Text under study:
Share your dilemmas and get honest opinions from other Mumsnetters.

To wonder if a paddock manure cleaner is more efficient than a person poo picker?!

8 replies

Nomdemare · 15/06/2026 19:31

Just that really! Really hoping for some decent traffic to help guide us. Currently picking up horse manure from a grassland
meadow by hand - it’s exhausting and back breaking! Have seen various ads for paddock manure cleaners (eg paddock blade) and sadly can’t afford a terra vac colt. Practical advice appreciated please.
thank you!

OP posts:
whattheneighboursthink · 15/06/2026 19:57

I've often wondered the same. If you have flat fields and short grass the paddock blade MIGHT be good but I'd worry about smearing and spreading shit about rather than picking it all up. And then emptying it? You still have to throw it up on the heap.

Everyone I know who's had some kind of poo vac has stopped using it as it's too difficult to operate on your own and emptying is a pain.

I like the idea of a paddock sweeper rather than hoover but again you need fairly flat paddocks and short grass. However, it's been linked to grass sickness.

Anything that spreads or potentially spreads the shit will reduce your grazing area so that type of solution should only really be used when you've moved to the next paddock.

I got a battery powered wheelbarrow, which I love. Because although you're still using a fork (I use a lightweight plastic shavings fork) you don't have to pick up and push the barrow. Emptying it is then the issue because of all the wheels you can't just aim and charge up the side of the muck heap. I still love it though.

If you have enough land, easiest of all is worm counts, rotating paddocks and chain harrowing (when hot and dry). And maybe a couple of sheep.

One other thing we used to do that actually worked well was picking by hand into rubble sacks (don't fill to the top, too heavy) and collecting those from the field once a week with a trailer. Then over to the muck heap and empty the bags on to it to reuse. Emptying the bags was a lot less hard work than using a fork to fling the shit up. That might work with an electric barrow too. Ha! I'd forgotten we used to do that!

The least backbreaking is paying someone else.

BottomsByTheirTops · 15/06/2026 20:04

How many horses?

Task instructions:
(1) In the thread on paddock manure cleaners, what kind of fork does whattheneighboursthink use with the battery-powered wheelbarrow?
(2) Carry on the thread about paddock manure cleaners, starting after its final post.

Supplied records:
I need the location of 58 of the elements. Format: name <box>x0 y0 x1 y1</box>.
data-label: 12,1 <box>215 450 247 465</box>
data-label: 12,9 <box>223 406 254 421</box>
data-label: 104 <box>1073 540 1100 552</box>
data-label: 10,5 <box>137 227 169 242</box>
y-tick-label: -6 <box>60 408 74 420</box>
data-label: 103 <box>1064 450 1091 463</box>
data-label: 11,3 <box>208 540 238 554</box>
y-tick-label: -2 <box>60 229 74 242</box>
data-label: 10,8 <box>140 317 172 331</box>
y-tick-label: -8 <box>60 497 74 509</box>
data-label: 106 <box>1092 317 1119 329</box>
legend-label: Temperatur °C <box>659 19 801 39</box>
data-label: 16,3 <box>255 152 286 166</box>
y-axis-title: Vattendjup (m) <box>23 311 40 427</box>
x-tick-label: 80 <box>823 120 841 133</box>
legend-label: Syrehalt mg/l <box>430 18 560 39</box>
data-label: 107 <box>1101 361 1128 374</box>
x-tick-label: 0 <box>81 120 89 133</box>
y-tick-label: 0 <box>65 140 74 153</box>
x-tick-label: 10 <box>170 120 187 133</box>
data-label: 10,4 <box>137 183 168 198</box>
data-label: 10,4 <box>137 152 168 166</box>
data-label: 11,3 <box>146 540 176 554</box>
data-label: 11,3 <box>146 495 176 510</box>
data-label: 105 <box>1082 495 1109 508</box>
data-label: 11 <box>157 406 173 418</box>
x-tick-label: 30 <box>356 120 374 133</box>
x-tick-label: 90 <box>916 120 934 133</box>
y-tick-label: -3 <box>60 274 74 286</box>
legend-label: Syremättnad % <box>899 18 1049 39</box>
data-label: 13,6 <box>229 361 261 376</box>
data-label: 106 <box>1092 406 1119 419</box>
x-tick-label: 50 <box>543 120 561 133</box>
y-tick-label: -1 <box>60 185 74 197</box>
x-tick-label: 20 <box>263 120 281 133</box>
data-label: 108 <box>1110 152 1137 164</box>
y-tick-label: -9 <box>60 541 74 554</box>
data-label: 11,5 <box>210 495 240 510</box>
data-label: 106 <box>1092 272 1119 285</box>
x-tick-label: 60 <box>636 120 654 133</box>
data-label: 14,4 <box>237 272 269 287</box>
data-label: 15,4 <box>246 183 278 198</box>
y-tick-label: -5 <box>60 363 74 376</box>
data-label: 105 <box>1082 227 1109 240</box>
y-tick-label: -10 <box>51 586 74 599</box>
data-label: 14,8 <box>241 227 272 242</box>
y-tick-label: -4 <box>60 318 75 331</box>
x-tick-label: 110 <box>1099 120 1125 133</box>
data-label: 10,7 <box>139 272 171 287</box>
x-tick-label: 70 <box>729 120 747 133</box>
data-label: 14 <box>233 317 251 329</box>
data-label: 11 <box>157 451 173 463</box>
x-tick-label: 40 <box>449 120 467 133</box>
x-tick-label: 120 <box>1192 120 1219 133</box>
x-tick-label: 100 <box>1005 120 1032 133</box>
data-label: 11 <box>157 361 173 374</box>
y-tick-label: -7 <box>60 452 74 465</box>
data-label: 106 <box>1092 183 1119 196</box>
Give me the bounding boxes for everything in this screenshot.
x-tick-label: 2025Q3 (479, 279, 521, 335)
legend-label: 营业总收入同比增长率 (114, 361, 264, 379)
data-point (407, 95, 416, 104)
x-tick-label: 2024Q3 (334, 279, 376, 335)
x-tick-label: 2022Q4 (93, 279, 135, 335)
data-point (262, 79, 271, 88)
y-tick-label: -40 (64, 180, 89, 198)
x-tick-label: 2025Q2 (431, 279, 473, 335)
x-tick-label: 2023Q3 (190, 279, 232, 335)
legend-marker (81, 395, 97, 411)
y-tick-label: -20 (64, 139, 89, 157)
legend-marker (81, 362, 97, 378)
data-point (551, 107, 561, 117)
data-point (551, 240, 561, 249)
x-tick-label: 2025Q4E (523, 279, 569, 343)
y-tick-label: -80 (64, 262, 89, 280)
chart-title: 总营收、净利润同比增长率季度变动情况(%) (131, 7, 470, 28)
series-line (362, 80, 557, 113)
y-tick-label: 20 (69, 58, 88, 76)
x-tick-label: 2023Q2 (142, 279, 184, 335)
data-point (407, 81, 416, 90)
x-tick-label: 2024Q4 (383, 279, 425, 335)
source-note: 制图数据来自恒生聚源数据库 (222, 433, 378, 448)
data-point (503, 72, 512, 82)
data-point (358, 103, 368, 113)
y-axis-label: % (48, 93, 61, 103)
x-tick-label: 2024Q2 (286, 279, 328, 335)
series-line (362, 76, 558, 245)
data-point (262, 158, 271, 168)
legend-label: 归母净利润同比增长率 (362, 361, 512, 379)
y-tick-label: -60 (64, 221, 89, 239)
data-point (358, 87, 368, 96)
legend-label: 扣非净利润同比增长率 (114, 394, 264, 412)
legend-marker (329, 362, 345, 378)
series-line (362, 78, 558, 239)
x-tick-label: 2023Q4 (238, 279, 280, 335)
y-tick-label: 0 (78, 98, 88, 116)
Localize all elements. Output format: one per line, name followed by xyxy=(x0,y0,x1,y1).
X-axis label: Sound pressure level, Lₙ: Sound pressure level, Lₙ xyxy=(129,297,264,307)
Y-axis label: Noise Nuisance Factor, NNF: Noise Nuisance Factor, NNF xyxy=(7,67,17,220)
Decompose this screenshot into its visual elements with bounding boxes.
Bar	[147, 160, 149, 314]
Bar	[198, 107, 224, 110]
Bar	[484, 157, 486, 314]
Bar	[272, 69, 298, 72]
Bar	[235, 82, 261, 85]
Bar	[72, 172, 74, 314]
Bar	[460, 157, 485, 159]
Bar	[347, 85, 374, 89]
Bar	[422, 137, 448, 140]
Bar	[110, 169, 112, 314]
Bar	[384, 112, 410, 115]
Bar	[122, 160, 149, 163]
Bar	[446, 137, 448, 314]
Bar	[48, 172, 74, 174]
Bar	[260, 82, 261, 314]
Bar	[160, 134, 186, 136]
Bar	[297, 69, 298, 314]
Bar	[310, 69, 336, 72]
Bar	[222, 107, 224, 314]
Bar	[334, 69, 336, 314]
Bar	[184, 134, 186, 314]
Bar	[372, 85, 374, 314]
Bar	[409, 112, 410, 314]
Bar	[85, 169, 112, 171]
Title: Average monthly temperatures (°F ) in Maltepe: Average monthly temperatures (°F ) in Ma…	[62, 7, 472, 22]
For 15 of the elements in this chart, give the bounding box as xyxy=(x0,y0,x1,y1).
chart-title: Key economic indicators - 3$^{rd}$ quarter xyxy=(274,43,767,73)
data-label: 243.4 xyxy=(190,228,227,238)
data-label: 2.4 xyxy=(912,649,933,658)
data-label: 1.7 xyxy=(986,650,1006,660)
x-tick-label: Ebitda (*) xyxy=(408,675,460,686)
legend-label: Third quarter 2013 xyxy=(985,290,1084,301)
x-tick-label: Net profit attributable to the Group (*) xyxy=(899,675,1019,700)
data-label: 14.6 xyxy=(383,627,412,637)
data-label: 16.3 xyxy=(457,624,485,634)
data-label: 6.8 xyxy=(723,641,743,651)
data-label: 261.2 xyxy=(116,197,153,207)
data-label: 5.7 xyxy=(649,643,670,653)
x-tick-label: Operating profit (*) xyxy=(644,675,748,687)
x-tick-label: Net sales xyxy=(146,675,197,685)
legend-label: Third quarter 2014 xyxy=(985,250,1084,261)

Outputs by task:
(1) A lightweight plastic shavings fork.

(2)
GOODCAT · 15/06/2026 20:11

You want a vacuum rather than sweeper as there is a correlation with grass sickness with the latter. I would go for an electric wheelbarrow personally. In the thick of winter a wheelbarrow will be kinder to your fields.

Nomdemare · 15/06/2026 20:13

7 horses so completely backbreaking!

OP posts:
FinalFrog · 15/06/2026 20:15

Wasn’t there a query about the vacuum (years ago) that it increased the risk of grass sickness as it was dragging the soil up the grass?

Sprig1 · 15/06/2026 20:17

No. Your options really are to keep poo picking by hand or, if you have enough land, make smaller fields and mob graze, harrow the field after the horses have moved on and then rest.

BottomsByTheirTops · 15/06/2026 20:27

7! Oh shit - to coin a phrase!
We have one though which is sick dt being over-revved I suspect. Main issue was needing 2 people ideally. Doesn’t deal with long grass. And it would encourage leaving the job a few days which then made emptying it a drama.
I’m down to 1 horse 1 pony now and their offerings in 24hrs conveniently fill 1 barrow, so it’s not too bad a job - I realise this is no help to you! I just wear gloves and pick it up.

I did a CPD on horse worming recently (I’m a vet albeit small animal) and unfortunately harrowing has a thumbs down now, which is a drag. Poo picking is particularly important - and as effective as ivermectin in reducing wec’s iirc if done at least every 2 days.

Are all these horses yours? No liveries you can rope in? Tame teenagers wanting to ride in return for help?

BottomsByTheirTops · 15/06/2026 20:30

Can’t remember the blurb on how long you need to rest paddocks. Look up the PROTECT worm control info.